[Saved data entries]
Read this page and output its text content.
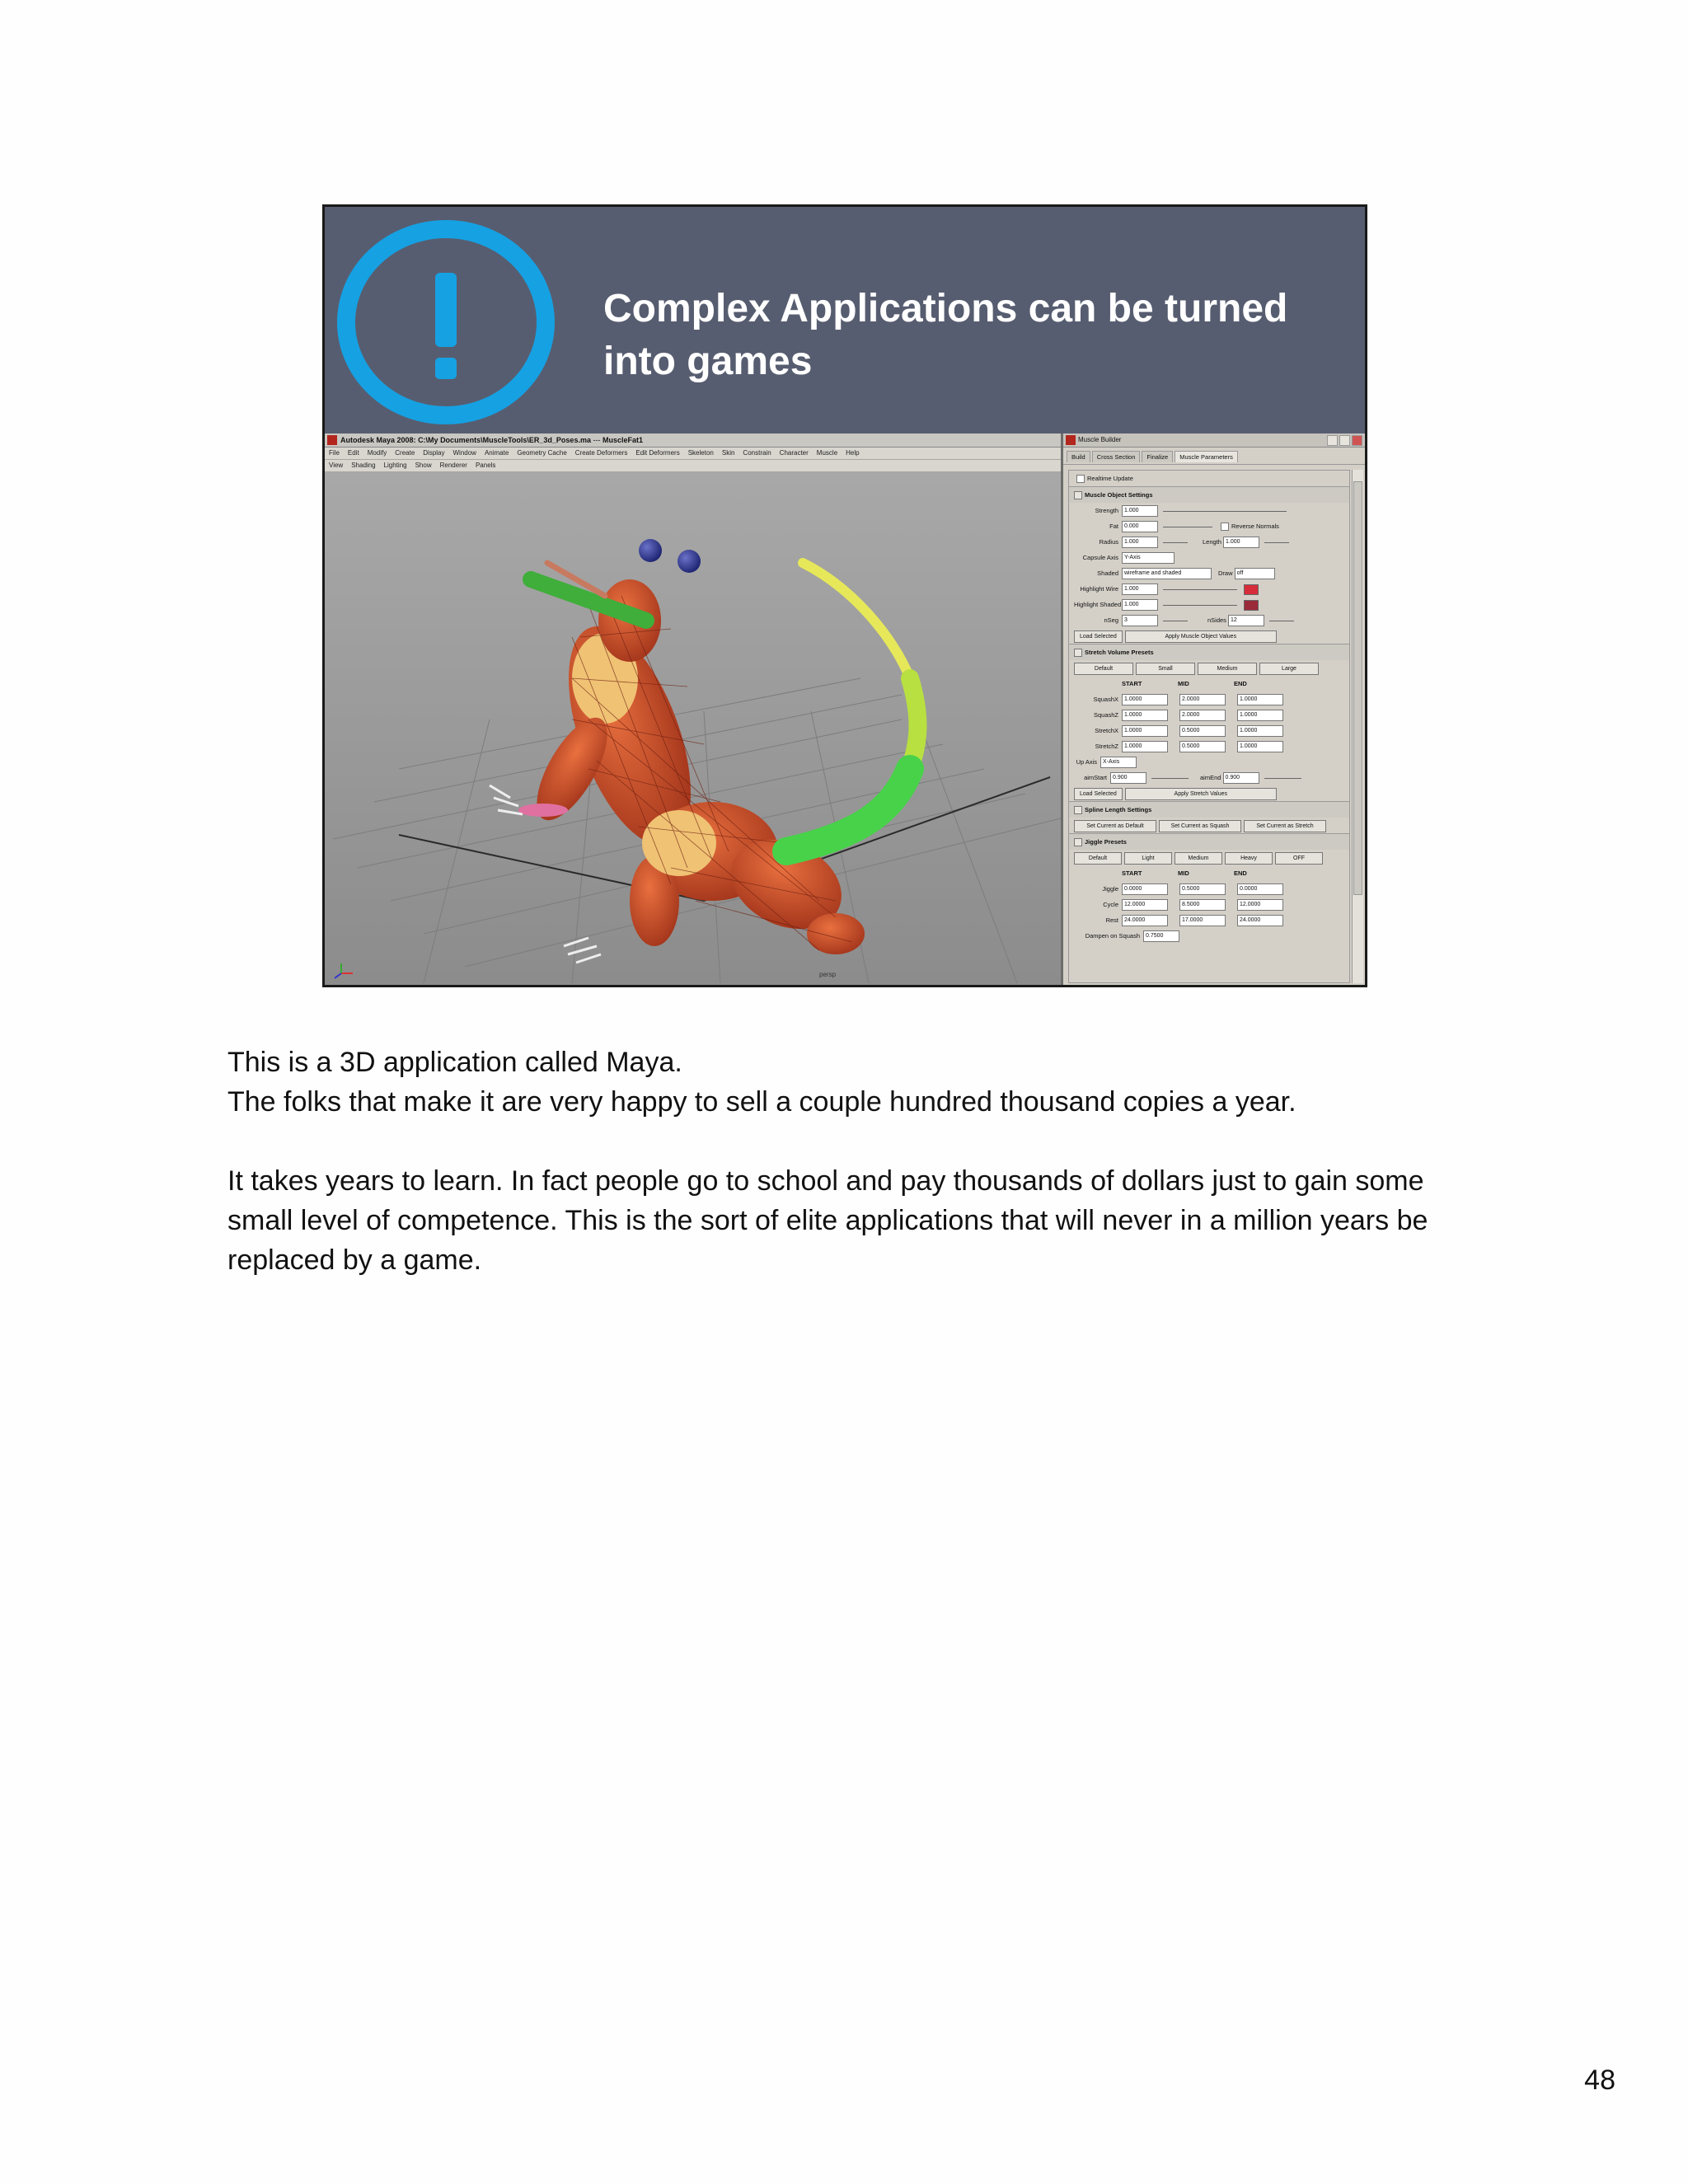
Complex Applications can be turned into games
Autodesk Maya 2008: C:\My Documents\MuscleTools\ER_3d_Poses.ma --- MuscleFat1
File Edit Modify Create Display Window Animate Geometry Cache Create Deformers Edit Deformers Skeleton Skin Constrain Character Muscle Help
View Shading Lighting Show Renderer Panels
persp
Muscle Builder
Build Cross Section Finalize Muscle Parameters
Realtime Update
Muscle Object Settings
Strength 1.000
Fat 0.000	Reverse Normals
Radius 1.000	Length 1.000
Capsule Axis Y-Axis
Shaded wireframe and shaded	Draw off
Highlight Wire 1.000
Highlight Shaded 1.000
nSeg 3	nSides 12
Load Selected	Apply Muscle Object Values
Stretch Volume Presets
Default	Small	Medium	Large
START	MID	END
SquashX 1.0000	2.0000	1.0000
SquashZ 1.0000	2.0000	1.0000
StretchX 1.0000	0.5000	1.0000
StretchZ 1.0000	0.5000	1.0000
Up Axis X-Axis
aimStart 0.900	aimEnd 0.900
Load Selected	Apply Stretch Values
Spline Length Settings
Set Current as Default	Set Current as Squash	Set Current as Stretch
Jiggle Presets
Default	Light	Medium	Heavy	OFF
START	MID	END
Jiggle 0.0000	0.5000	0.0000
Cycle 12.0000	8.5000	12.0000
Rest 24.0000	17.0000	24.0000
Dampen on Squash 0.7500

This is a 3D application called Maya.

The folks that make it are very happy to sell a couple hundred thousand copies a year.

It takes years to learn. In fact people go to school and pay thousands of dollars just to gain some small level of competence. This is the sort of elite applications that will never in a million years be replaced by a game.

48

TASK INSTRUCTIONS: Reply with nothing but a number: how many lines of the entries above contain the string "Apply"?

COMPLETE OUTPUT: 2